> _Written exercise_: Copy every line of the records below that holds the word "JSON".

◆ ◆ ◆ ◆ ◆ ◆ ◆

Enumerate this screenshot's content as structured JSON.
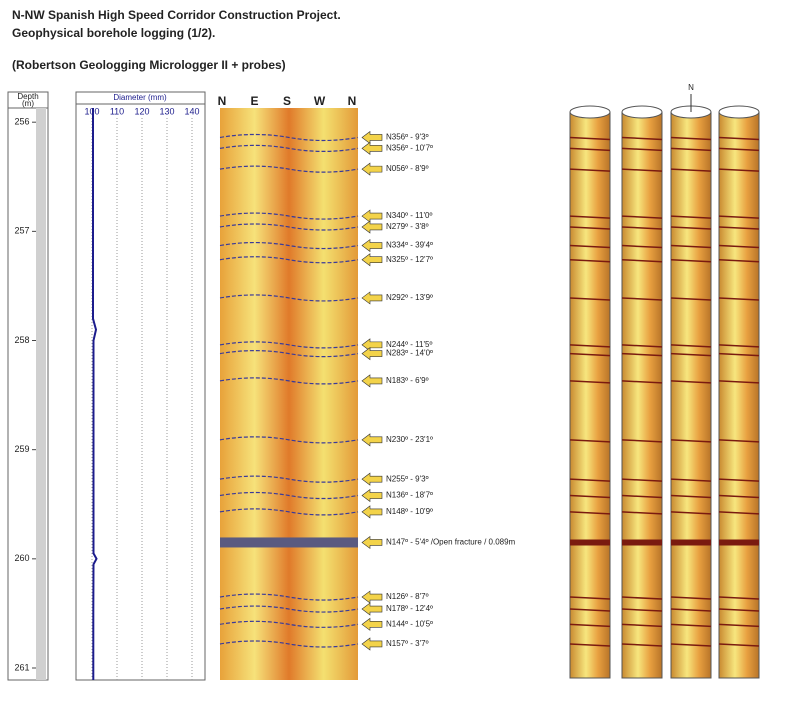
{
  "header": {
    "title_lines": [
      "N-NW Spanish High Speed Corridor Construction Project.",
      "Geophysical borehole logging (1/2)."
    ],
    "subtitle": "(Robertson Geologging Micrologger II + probes)"
  },
  "chart_data": {
    "type": "line",
    "xlabel": [
      "Depth",
      "(m)"
    ],
    "ylabel": "Diameter (mm)",
    "x": [
      255.87,
      256.5,
      257.0,
      257.5,
      257.8,
      257.9,
      258.0,
      258.5,
      259.0,
      259.5,
      259.95,
      260.0,
      260.05,
      260.5,
      261.11
    ],
    "values": [
      100.4,
      100.4,
      100.4,
      100.4,
      100.4,
      101.6,
      100.6,
      100.6,
      100.6,
      100.6,
      100.6,
      101.8,
      100.6,
      100.5,
      100.5
    ],
    "color": "#1c1c8c",
    "xlim": [
      255.87,
      261.11
    ],
    "xticks": [
      256,
      257,
      258,
      259,
      260,
      261
    ],
    "ylim": [
      93.6,
      145.2
    ],
    "yticks": [
      100,
      110,
      120,
      130,
      140
    ],
    "grid": true
  },
  "image_log": {
    "orientation_labels": [
      "N",
      "E",
      "S",
      "W",
      "N"
    ],
    "fractures": [
      {
        "label": "N356º - 9'3º",
        "depth": 256.14
      },
      {
        "label": "N356º - 10'7º",
        "depth": 256.24
      },
      {
        "label": "N056º - 8'9º",
        "depth": 256.43
      },
      {
        "label": "N340º - 11'0º",
        "depth": 256.86
      },
      {
        "label": "N279º - 3'8º",
        "depth": 256.96
      },
      {
        "label": "N334º - 39'4º",
        "depth": 257.13
      },
      {
        "label": "N325º - 12'7º",
        "depth": 257.26
      },
      {
        "label": "N292º - 13'9º",
        "depth": 257.61
      },
      {
        "label": "N244º - 11'5º",
        "depth": 258.04
      },
      {
        "label": "N283º - 14'0º",
        "depth": 258.12
      },
      {
        "label": "N183º - 6'9º",
        "depth": 258.37
      },
      {
        "label": "N230º - 23'1º",
        "depth": 258.91
      },
      {
        "label": "N255º - 9'3º",
        "depth": 259.27
      },
      {
        "label": "N136º - 18'7º",
        "depth": 259.42
      },
      {
        "label": "N148º - 10'9º",
        "depth": 259.57
      },
      {
        "label": "N147º - 5'4º /Open fracture / 0.089m",
        "depth": 259.85
      },
      {
        "label": "N126º - 8'7º",
        "depth": 260.35
      },
      {
        "label": "N178º - 12'4º",
        "depth": 260.46
      },
      {
        "label": "N144º - 10'5º",
        "depth": 260.6
      },
      {
        "label": "N157º - 3'7º",
        "depth": 260.78
      }
    ]
  },
  "cylinders": {
    "north_label": "N"
  }
}
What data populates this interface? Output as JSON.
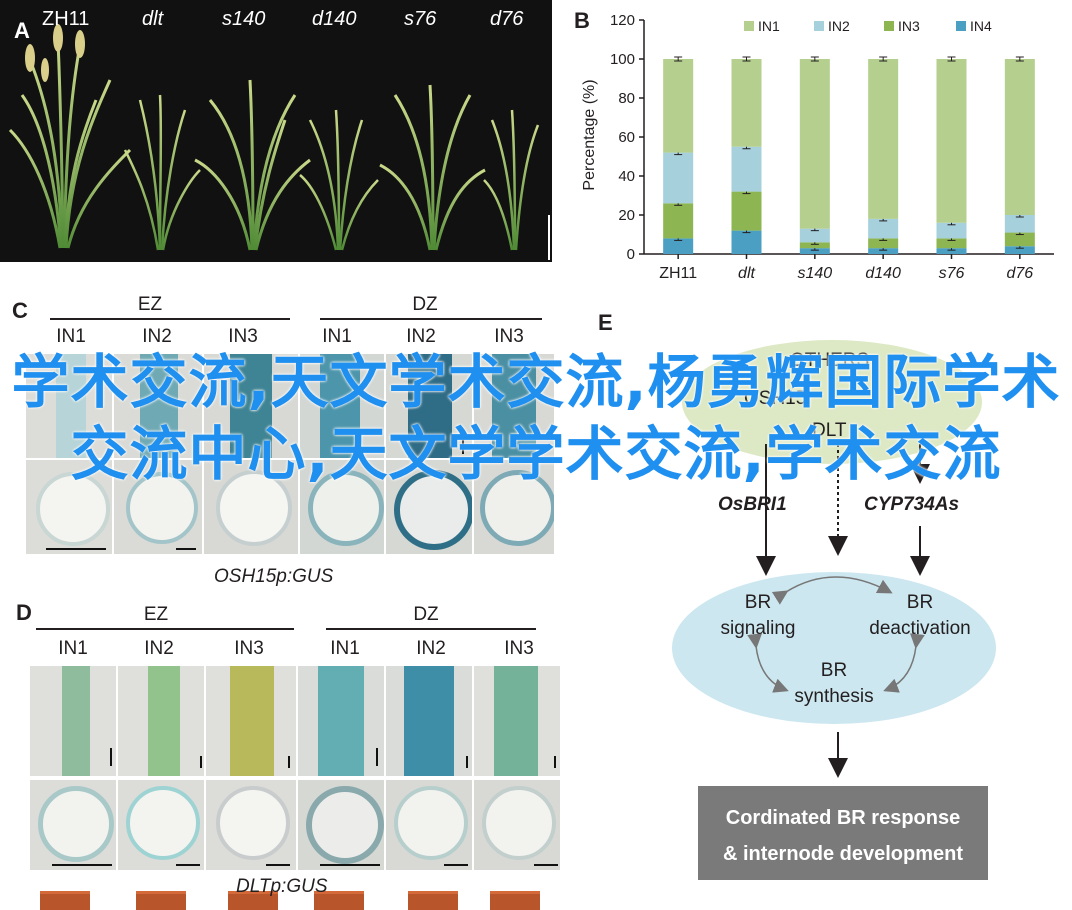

◆ ◆ ◆ ◆ ◆ ◆ ◆

> _The answer_:
Enumerate this screenshot's content as structured JSON.
What data populates this interface? Output as JSON.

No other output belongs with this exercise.